→ Aim
Report how many lines of the listing below include the word "ⲉⲓⲙⲏⲧⲓ". Give nothing but the number.

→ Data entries
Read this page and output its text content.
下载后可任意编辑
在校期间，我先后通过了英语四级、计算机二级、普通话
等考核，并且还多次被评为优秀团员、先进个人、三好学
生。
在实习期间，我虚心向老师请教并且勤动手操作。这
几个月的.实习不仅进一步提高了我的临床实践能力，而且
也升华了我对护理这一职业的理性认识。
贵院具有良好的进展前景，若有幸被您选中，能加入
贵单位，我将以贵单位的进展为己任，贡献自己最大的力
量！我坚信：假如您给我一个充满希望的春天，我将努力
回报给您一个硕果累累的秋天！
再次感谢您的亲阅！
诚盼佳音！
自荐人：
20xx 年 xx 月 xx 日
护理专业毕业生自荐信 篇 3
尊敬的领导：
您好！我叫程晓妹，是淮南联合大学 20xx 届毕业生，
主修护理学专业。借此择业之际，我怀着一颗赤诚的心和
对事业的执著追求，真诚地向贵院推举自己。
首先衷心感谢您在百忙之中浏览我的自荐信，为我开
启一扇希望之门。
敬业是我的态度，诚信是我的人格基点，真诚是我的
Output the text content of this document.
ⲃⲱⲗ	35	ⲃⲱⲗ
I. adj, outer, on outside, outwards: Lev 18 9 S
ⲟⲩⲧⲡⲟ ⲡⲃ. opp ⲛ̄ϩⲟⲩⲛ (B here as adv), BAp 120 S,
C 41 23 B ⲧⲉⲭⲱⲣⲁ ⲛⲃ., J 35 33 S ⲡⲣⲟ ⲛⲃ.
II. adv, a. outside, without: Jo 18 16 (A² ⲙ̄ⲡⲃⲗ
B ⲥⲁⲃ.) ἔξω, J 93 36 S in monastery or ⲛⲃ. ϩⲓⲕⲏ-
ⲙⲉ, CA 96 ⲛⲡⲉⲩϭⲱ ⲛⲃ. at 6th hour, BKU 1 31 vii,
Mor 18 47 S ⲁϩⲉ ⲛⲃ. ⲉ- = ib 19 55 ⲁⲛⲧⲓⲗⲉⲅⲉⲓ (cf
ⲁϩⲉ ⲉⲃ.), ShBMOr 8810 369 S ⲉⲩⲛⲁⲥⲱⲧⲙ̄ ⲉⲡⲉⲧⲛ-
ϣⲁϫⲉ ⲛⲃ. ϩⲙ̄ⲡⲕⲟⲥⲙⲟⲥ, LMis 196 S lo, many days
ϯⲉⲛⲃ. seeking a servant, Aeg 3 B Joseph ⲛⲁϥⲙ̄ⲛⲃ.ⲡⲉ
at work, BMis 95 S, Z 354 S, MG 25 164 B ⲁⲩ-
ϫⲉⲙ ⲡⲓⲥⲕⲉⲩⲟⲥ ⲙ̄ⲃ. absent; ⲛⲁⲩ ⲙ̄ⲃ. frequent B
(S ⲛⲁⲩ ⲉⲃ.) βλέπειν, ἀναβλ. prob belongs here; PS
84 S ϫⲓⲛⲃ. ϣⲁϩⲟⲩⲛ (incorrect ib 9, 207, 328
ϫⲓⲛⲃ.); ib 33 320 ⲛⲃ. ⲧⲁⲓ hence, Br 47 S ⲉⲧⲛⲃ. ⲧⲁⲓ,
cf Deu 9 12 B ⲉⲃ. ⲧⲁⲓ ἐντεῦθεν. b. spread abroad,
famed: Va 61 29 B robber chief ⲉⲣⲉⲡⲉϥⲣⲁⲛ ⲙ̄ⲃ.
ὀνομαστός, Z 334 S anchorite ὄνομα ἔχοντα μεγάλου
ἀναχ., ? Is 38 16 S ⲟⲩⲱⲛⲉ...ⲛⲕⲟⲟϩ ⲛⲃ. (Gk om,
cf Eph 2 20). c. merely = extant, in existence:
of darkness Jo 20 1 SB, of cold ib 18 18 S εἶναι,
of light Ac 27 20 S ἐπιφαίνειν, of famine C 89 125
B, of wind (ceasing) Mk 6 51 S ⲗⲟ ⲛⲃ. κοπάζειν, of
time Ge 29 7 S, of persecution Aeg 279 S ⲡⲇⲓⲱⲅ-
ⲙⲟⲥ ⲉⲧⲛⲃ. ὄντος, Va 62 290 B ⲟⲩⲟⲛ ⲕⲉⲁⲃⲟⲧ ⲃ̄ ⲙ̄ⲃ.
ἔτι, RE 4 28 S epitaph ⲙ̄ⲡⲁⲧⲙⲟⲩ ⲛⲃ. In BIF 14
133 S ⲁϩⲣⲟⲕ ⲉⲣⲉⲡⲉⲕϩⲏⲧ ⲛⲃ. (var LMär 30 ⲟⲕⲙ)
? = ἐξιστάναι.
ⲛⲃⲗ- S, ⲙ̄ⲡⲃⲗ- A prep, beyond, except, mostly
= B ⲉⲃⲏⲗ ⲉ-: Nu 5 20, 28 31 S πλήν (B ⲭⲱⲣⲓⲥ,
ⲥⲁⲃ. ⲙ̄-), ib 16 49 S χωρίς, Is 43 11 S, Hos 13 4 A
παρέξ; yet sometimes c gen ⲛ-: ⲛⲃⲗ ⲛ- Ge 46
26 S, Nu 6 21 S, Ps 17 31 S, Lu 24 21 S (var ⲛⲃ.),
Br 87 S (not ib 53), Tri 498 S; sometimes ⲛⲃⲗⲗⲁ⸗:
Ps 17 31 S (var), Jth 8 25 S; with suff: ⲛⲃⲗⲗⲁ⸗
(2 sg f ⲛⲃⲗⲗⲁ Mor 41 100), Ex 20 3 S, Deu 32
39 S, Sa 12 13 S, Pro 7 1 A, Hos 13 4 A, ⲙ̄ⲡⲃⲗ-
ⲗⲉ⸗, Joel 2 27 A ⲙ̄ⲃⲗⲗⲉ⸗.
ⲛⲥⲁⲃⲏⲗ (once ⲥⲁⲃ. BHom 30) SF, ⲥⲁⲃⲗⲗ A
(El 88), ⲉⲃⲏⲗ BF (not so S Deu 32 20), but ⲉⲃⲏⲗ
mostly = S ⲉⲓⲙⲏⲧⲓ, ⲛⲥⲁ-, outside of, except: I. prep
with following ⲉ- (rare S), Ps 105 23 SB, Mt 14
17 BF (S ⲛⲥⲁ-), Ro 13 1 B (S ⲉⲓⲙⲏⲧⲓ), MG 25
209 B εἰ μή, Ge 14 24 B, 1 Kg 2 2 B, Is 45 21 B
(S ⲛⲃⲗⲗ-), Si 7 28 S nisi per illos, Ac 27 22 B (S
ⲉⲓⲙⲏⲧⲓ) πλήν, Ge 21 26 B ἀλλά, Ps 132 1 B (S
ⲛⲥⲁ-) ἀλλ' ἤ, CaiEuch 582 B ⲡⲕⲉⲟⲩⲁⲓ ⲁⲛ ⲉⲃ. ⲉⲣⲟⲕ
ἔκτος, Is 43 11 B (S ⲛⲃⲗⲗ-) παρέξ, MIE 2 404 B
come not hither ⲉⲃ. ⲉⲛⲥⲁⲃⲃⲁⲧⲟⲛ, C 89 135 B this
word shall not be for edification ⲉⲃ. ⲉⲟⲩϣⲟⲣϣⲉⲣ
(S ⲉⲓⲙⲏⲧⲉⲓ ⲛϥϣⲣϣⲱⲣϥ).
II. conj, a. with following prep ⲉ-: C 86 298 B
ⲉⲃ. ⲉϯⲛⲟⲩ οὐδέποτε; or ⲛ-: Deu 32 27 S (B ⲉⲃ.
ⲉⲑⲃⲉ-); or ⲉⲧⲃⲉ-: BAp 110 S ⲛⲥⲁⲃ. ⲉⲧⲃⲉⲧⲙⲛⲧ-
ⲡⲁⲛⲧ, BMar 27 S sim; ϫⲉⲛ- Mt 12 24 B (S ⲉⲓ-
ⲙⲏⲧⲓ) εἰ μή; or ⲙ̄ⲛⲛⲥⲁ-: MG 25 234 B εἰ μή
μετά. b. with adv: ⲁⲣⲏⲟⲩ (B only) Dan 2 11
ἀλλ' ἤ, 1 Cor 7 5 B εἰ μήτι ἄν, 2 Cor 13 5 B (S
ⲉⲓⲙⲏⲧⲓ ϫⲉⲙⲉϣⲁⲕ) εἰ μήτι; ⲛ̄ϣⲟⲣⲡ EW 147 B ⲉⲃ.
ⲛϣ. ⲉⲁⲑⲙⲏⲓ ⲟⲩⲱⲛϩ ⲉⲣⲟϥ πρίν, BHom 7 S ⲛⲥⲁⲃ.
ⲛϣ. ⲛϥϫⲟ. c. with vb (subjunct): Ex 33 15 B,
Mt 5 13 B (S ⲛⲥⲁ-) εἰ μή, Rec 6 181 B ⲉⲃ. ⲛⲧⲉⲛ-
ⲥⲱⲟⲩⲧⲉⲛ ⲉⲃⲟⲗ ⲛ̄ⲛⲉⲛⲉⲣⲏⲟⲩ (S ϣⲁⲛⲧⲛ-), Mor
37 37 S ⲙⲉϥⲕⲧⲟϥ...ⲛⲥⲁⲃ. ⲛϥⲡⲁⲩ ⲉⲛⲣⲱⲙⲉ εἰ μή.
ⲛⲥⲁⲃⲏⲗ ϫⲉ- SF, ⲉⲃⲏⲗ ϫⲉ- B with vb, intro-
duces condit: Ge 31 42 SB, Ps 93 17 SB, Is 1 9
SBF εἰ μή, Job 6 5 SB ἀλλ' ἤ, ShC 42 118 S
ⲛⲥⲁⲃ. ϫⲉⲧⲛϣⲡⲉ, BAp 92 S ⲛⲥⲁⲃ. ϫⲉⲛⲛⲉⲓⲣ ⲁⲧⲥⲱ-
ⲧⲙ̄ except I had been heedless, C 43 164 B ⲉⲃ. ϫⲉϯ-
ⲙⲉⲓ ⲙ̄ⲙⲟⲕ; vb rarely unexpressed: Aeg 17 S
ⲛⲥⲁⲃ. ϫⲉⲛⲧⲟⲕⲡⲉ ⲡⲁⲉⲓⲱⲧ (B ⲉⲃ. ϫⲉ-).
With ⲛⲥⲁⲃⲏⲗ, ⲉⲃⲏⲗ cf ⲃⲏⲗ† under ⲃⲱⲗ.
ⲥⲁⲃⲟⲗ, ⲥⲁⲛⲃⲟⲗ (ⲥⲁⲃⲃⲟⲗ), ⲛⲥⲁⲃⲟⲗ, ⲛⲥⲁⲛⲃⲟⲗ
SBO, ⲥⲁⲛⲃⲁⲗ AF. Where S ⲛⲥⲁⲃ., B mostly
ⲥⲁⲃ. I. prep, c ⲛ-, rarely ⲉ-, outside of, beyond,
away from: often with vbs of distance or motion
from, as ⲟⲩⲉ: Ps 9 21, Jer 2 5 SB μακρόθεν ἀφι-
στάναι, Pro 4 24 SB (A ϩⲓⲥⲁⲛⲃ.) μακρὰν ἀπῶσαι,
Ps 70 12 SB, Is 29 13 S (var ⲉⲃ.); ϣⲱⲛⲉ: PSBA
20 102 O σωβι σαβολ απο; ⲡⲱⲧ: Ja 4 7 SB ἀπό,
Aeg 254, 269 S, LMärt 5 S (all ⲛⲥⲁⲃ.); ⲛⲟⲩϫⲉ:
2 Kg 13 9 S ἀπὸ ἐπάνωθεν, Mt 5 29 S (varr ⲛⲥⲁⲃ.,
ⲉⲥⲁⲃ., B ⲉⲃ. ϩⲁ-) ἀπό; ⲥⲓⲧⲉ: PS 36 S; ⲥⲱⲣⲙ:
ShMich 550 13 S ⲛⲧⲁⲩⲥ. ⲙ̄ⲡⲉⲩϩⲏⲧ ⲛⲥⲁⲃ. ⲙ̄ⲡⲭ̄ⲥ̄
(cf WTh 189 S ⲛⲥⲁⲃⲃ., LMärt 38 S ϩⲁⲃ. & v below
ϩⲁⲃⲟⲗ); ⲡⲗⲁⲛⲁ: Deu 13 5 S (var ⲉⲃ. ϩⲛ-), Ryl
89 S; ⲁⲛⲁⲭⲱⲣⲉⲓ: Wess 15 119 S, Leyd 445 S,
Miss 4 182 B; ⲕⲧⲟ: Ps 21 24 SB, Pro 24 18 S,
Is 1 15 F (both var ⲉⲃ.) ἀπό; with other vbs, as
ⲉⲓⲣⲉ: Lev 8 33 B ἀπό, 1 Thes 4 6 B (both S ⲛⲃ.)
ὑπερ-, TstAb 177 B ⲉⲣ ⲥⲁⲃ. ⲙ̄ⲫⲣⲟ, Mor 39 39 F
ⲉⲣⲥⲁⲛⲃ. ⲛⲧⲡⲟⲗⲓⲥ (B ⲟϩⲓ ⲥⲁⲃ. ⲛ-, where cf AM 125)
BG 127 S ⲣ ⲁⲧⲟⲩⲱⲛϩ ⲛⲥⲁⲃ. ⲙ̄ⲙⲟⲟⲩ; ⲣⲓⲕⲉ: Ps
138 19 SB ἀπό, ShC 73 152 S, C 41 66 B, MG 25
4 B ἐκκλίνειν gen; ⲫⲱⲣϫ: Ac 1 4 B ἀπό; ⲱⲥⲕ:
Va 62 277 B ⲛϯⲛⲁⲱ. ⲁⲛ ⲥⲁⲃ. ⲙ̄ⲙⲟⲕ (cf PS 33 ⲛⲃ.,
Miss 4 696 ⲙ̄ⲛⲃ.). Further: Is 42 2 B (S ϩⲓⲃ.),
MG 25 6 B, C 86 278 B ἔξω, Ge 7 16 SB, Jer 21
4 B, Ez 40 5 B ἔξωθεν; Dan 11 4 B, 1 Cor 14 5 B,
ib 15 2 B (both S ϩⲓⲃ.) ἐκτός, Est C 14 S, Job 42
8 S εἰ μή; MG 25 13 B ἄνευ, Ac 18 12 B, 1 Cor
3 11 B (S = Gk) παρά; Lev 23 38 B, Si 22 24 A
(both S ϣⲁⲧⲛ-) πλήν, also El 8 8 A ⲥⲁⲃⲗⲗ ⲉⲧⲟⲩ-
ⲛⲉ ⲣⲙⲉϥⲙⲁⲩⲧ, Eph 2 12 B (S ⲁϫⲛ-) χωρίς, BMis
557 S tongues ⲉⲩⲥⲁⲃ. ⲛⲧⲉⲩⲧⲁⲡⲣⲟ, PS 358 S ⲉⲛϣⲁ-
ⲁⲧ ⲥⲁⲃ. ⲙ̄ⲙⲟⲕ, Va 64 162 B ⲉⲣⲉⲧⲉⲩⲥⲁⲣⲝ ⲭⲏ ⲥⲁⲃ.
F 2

→ Correct output
4